→ Work to be completed
Report how many lines of the entries below contain the word "版纳好行", and nothing more.

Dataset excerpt
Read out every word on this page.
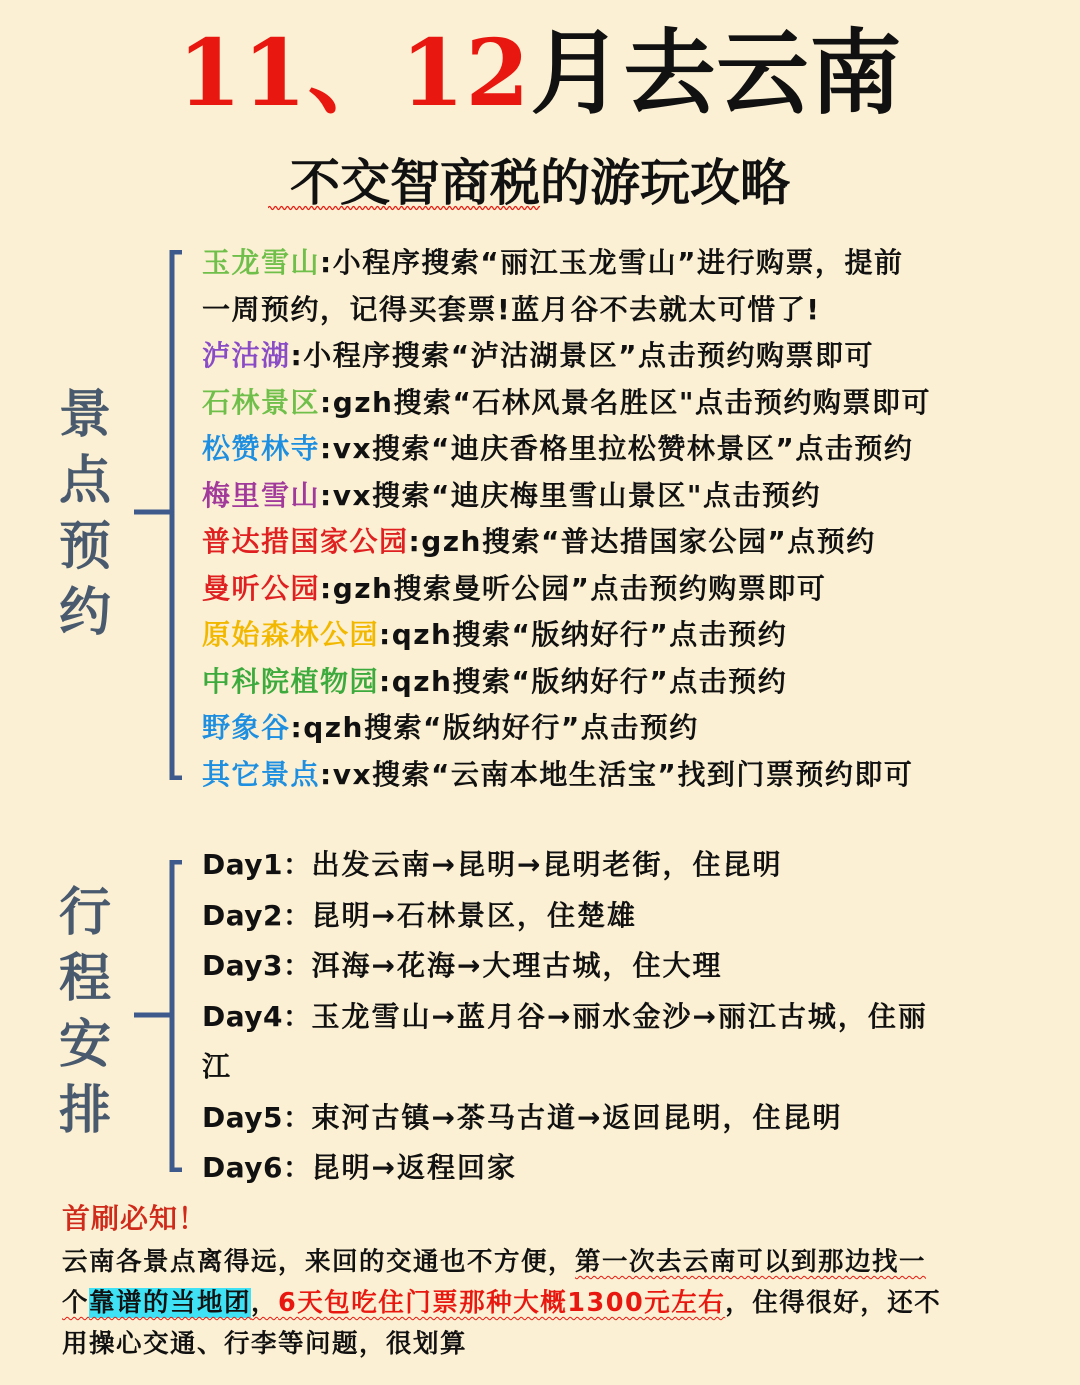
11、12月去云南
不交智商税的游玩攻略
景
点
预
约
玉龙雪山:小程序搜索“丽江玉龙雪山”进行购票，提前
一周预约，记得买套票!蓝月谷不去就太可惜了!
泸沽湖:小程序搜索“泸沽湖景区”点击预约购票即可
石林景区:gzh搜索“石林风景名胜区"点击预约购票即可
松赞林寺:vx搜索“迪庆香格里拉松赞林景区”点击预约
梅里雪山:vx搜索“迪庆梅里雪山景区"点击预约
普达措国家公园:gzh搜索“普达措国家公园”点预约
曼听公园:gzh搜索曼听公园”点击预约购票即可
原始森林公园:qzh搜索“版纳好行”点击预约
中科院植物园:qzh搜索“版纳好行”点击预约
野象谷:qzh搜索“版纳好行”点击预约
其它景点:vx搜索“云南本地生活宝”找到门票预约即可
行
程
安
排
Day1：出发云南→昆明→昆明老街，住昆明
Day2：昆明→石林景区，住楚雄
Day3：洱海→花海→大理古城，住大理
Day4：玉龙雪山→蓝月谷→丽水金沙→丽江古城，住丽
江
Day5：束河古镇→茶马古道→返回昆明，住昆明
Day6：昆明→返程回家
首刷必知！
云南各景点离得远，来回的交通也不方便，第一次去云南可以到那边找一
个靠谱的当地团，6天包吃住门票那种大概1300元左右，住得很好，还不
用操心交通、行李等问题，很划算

--

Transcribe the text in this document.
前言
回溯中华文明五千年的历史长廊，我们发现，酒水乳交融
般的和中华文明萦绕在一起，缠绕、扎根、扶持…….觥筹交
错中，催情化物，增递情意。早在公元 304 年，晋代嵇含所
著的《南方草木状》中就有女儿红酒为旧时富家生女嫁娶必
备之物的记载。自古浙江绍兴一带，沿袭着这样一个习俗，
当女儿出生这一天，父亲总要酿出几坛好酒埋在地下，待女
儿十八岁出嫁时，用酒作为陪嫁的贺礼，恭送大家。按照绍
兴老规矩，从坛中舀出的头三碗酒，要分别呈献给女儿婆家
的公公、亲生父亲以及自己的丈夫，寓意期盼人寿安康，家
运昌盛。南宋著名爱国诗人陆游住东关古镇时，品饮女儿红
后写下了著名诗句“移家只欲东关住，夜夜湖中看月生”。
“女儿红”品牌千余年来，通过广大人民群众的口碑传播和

...

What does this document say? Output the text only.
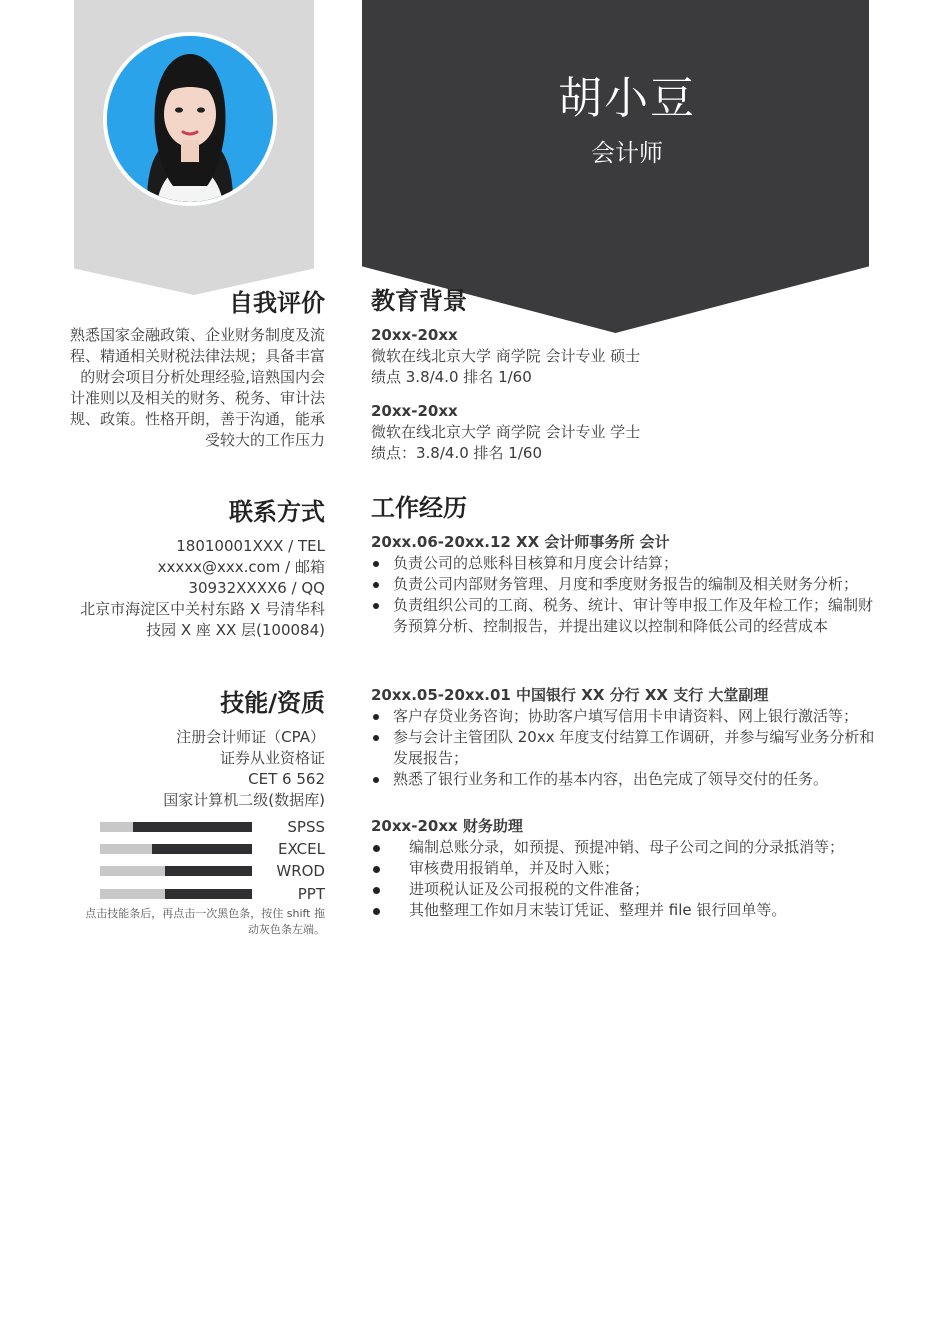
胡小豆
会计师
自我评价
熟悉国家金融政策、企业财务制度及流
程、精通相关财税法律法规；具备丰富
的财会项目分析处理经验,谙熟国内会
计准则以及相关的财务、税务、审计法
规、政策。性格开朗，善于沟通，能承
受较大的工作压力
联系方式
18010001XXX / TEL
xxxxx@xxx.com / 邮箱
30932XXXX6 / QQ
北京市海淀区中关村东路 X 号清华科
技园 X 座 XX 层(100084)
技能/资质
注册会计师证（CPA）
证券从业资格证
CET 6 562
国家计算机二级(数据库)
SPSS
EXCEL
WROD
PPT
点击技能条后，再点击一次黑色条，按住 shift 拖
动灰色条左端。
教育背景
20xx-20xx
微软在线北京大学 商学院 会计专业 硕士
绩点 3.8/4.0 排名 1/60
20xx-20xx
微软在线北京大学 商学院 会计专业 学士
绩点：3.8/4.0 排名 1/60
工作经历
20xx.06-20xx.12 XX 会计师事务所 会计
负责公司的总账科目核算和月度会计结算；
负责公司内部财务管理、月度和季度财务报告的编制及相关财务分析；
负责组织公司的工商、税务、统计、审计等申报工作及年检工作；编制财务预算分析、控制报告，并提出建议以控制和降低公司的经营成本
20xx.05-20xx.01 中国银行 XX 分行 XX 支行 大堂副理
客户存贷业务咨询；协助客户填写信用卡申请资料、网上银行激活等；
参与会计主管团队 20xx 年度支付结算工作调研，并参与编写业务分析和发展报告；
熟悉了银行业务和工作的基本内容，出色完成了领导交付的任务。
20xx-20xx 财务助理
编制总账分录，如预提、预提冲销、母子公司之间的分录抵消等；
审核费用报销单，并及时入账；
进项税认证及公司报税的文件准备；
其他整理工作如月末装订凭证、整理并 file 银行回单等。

→ The answer
3